[GOAL] Where a line contains the word "подпрограммы", copy that line.
# # # # #
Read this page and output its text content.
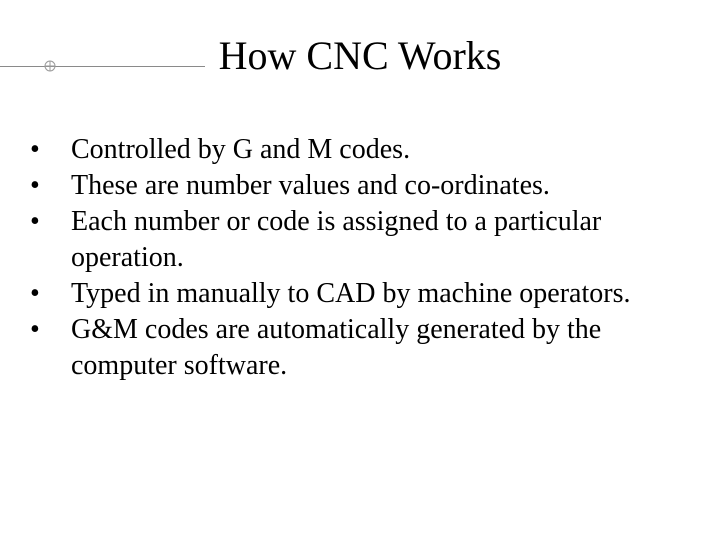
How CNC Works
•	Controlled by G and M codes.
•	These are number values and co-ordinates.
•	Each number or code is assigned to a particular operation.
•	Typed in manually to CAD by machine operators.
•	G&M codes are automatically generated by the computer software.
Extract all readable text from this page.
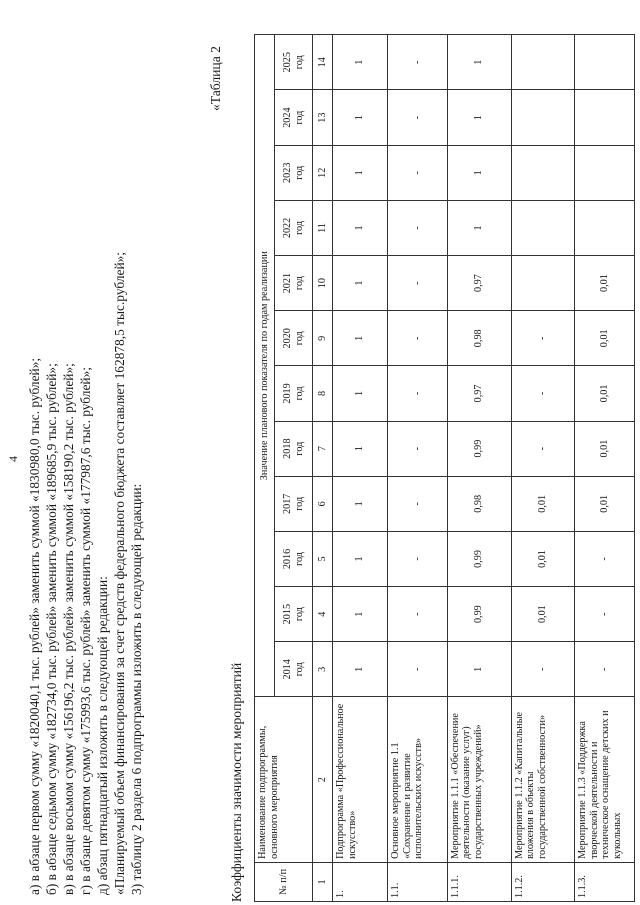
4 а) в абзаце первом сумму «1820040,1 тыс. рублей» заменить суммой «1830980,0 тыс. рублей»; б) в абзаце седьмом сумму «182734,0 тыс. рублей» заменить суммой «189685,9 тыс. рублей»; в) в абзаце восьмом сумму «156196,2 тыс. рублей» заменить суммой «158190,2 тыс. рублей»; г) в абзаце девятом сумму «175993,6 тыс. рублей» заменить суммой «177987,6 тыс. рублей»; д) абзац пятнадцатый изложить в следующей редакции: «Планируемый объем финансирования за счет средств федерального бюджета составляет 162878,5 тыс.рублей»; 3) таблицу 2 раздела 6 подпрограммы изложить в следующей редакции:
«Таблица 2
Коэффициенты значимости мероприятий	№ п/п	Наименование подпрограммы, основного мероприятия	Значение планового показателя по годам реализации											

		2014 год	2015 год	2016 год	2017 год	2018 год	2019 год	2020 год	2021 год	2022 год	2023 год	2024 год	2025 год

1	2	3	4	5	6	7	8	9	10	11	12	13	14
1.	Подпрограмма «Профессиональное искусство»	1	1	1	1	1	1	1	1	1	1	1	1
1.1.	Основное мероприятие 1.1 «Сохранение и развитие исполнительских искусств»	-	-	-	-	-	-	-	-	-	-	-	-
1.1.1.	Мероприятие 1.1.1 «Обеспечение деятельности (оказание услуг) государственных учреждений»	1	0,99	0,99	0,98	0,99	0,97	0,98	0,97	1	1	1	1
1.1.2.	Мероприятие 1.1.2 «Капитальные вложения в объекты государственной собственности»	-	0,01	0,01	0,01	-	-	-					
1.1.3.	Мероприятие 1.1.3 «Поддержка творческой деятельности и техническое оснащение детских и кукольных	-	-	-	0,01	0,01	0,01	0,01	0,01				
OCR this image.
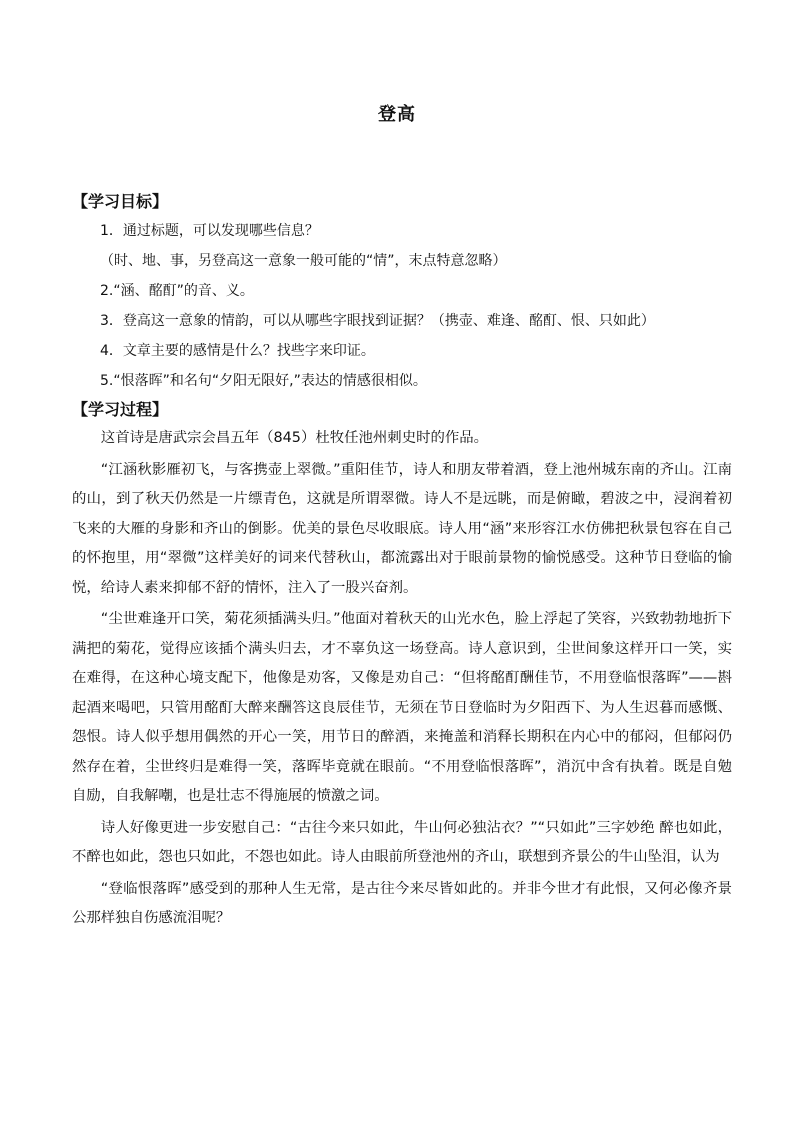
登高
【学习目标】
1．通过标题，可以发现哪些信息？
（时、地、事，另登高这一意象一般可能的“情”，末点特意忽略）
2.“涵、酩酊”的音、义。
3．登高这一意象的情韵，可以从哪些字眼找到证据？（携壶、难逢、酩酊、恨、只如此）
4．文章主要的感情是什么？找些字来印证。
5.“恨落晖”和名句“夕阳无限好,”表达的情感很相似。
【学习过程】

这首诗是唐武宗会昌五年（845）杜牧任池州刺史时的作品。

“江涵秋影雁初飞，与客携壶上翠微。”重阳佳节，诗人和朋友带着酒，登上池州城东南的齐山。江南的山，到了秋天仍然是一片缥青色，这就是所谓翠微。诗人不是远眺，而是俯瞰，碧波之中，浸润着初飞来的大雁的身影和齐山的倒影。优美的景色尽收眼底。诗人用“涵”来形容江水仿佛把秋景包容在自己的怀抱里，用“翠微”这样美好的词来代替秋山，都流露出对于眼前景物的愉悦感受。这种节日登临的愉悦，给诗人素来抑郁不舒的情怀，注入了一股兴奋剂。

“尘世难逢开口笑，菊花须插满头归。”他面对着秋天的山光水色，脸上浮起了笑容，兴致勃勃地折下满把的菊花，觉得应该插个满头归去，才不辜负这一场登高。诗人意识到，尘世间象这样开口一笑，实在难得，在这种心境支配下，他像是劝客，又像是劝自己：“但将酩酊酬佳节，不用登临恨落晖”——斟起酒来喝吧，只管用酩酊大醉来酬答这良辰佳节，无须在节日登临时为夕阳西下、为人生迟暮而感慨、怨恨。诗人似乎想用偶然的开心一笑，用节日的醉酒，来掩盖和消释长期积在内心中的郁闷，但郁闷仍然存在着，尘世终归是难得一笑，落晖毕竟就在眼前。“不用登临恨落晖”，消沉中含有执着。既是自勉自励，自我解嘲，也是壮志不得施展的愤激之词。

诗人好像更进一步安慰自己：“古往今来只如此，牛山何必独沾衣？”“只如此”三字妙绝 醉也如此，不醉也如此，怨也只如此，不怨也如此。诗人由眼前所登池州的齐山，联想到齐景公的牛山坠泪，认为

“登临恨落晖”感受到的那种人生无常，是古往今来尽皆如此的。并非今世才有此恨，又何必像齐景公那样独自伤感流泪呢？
# # # # #
[SOLUTION TO THE EXERCISE]
4 а) в абзаце первом сумму «1820040,1 тыс. рублей» заменить суммой «1830980,0 тыс. рублей»; б) в абзаце седьмом сумму «182734,0 тыс. рублей» заменить суммой «189685,9 тыс. рублей»; в) в абзаце восьмом сумму «156196,2 тыс. рублей» заменить суммой «158190,2 тыс. рублей»; г) в абзаце девятом сумму «175993,6 тыс. рублей» заменить суммой «177987,6 тыс. рублей»; д) абзац пятнадцатый изложить в следующей редакции: «Планируемый объем финансирования за счет средств федерального бюджета составляет 162878,5 тыс.рублей»; 3) таблицу 2 раздела 6 подпрограммы изложить в следующей редакции:
Коэффициенты значимости мероприятий	№ п/п	Наименование подпрограммы, основного мероприятия	Значение планового показателя по годам реализации											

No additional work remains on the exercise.